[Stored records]

:::::

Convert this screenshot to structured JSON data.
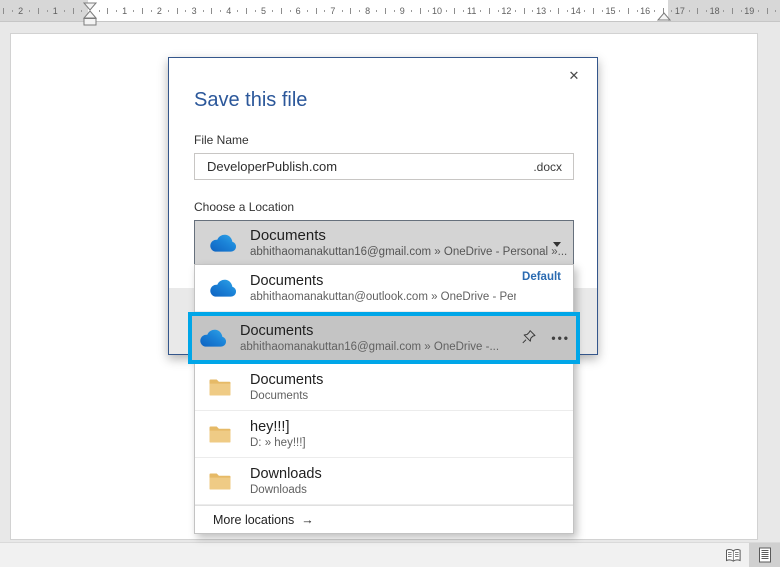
{
  "ruler": {
    "left_numbers": [
      "2",
      "1"
    ],
    "main_numbers": [
      "1",
      "2",
      "3",
      "4",
      "5",
      "6",
      "7",
      "8",
      "9",
      "10",
      "11",
      "12",
      "13",
      "14",
      "15",
      "16"
    ],
    "right_numbers": [
      "17",
      "18",
      "19"
    ]
  },
  "dialog": {
    "title": "Save this file",
    "close_glyph": "✕",
    "file_name": {
      "label": "File Name",
      "value": "DeveloperPublish.com",
      "extension": ".docx"
    },
    "location": {
      "label": "Choose a Location",
      "selected": {
        "title": "Documents",
        "subtitle": "abhithaomanakuttan16@gmail.com » OneDrive - Personal »..."
      },
      "items": [
        {
          "title": "Documents",
          "subtitle": "abhithaomanakuttan@outlook.com » OneDrive - Personal » Do...",
          "badge": "Default",
          "icon": "onedrive-cloud-icon"
        },
        {
          "title": "Documents",
          "subtitle": "abhithaomanakuttan16@gmail.com » OneDrive -...",
          "icon": "onedrive-cloud-icon",
          "highlighted": true
        },
        {
          "title": "Documents",
          "subtitle": "Documents",
          "icon": "folder-icon"
        },
        {
          "title": "hey!!!]",
          "subtitle": "D: » hey!!!]",
          "icon": "folder-icon"
        },
        {
          "title": "Downloads",
          "subtitle": "Downloads",
          "icon": "folder-icon"
        }
      ],
      "footer": {
        "label": "More locations",
        "arrow": "→"
      },
      "ellipsis_glyph": "•••"
    }
  },
  "status_bar": {
    "view_buttons": [
      {
        "name": "read-mode",
        "selected": false
      },
      {
        "name": "print-layout",
        "selected": true
      }
    ]
  },
  "colors": {
    "dialog_border": "#34568b",
    "title_blue": "#2b579a",
    "highlight_cyan": "#00a6e8",
    "highlight_row_bg": "#c4c4c4",
    "default_badge_blue": "#2b6bb1",
    "folder_tan": "#ecc679",
    "onedrive_blue_dark": "#0f62c0",
    "onedrive_blue_light": "#31a7e8",
    "select_bg": "#d4d4d4"
  }
}
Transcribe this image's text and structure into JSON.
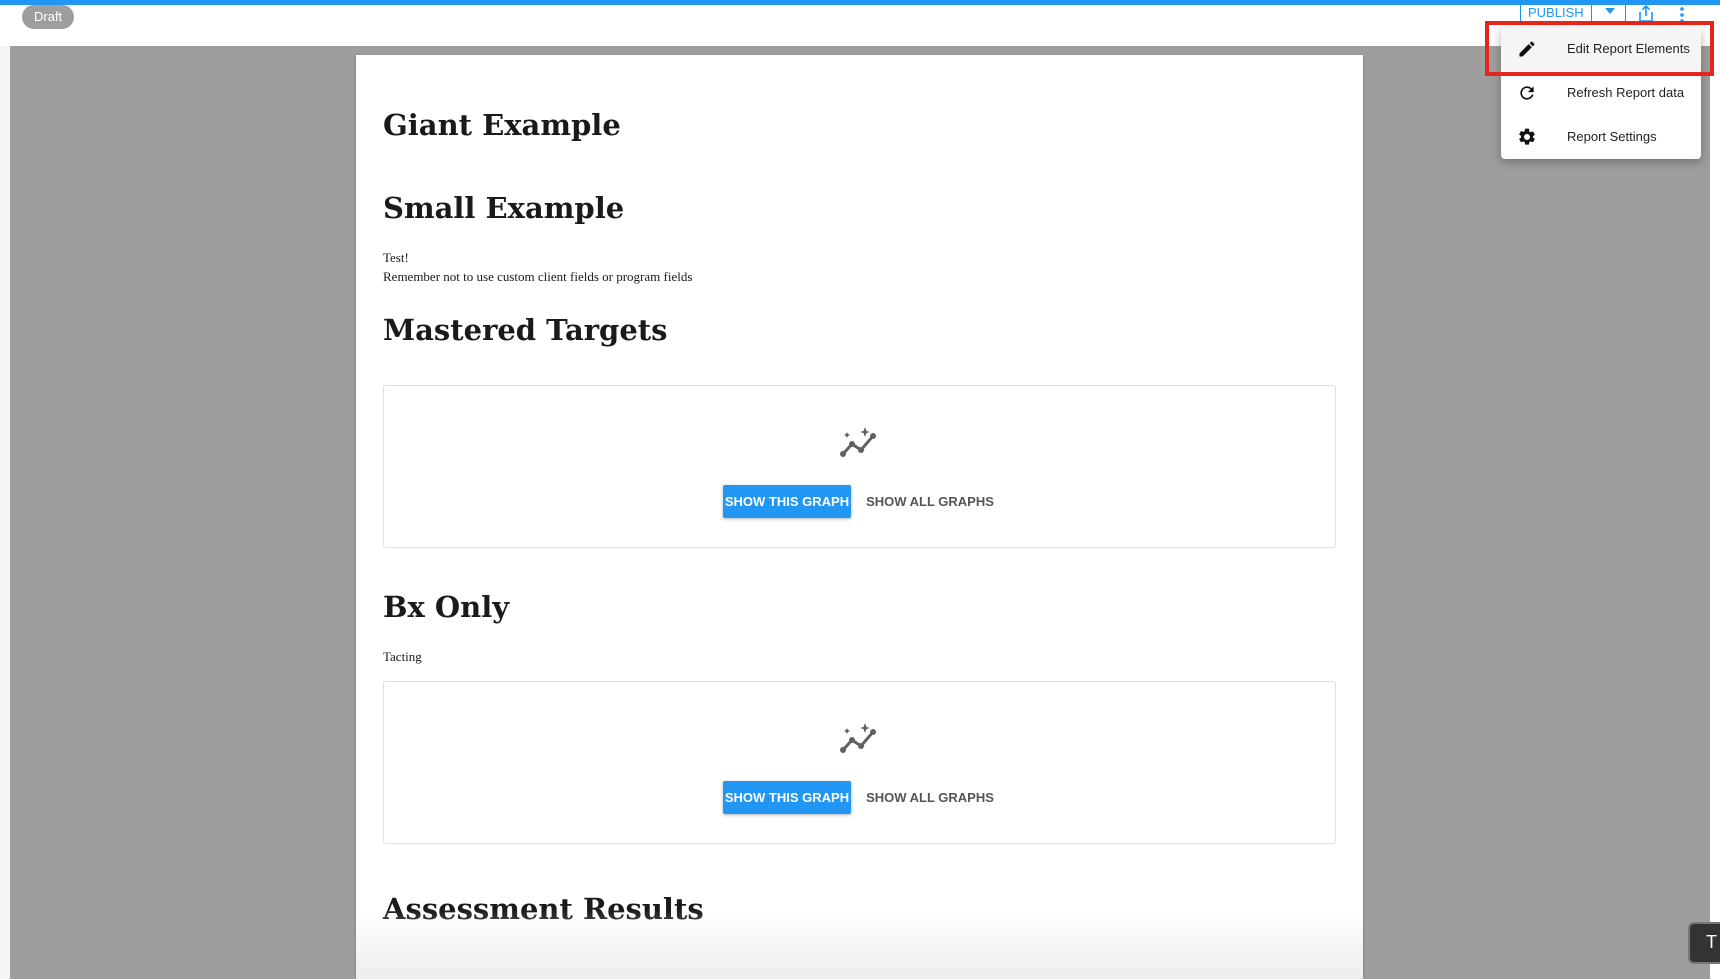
{
  "topbar": {
    "status_chip": "Draft",
    "publish_label": "PUBLISH"
  },
  "menu": {
    "items": [
      {
        "label": "Edit Report Elements",
        "icon": "pencil-icon",
        "highlighted": true
      },
      {
        "label": "Refresh Report data",
        "icon": "refresh-icon"
      },
      {
        "label": "Report Settings",
        "icon": "gear-icon"
      }
    ]
  },
  "report": {
    "sections": [
      {
        "title": "Giant Example"
      },
      {
        "title": "Small Example",
        "lines": [
          "Test!",
          "Remember not to use custom client fields or program fields"
        ]
      },
      {
        "title": "Mastered Targets"
      },
      {
        "title": "Bx Only",
        "lines": [
          "Tacting"
        ]
      },
      {
        "title": "Assessment Results"
      }
    ],
    "graph_cards": [
      {
        "primary_label": "SHOW THIS GRAPH",
        "secondary_label": "SHOW ALL GRAPHS",
        "icon": "graph-sparkle-icon"
      },
      {
        "primary_label": "SHOW THIS GRAPH",
        "secondary_label": "SHOW ALL GRAPHS",
        "icon": "graph-sparkle-icon"
      }
    ]
  },
  "corner_tab": {
    "label": "T"
  },
  "colors": {
    "accent": "#2196f3",
    "highlight": "#e4261c",
    "canvas": "#9e9e9e"
  }
}
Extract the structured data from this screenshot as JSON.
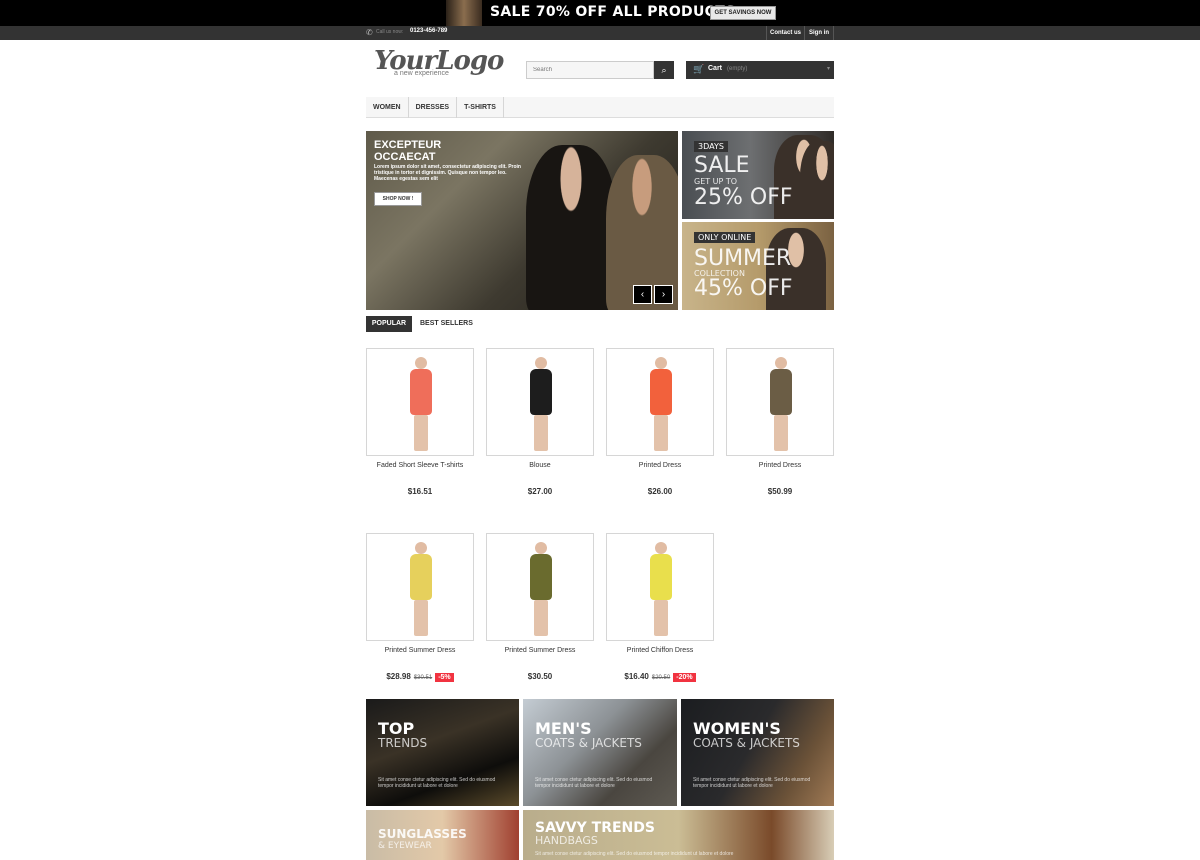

:::::

■ **SHORT TASK**
Return solely the number of lines in the data that include the word "JSON".

■ **ANSWER**
3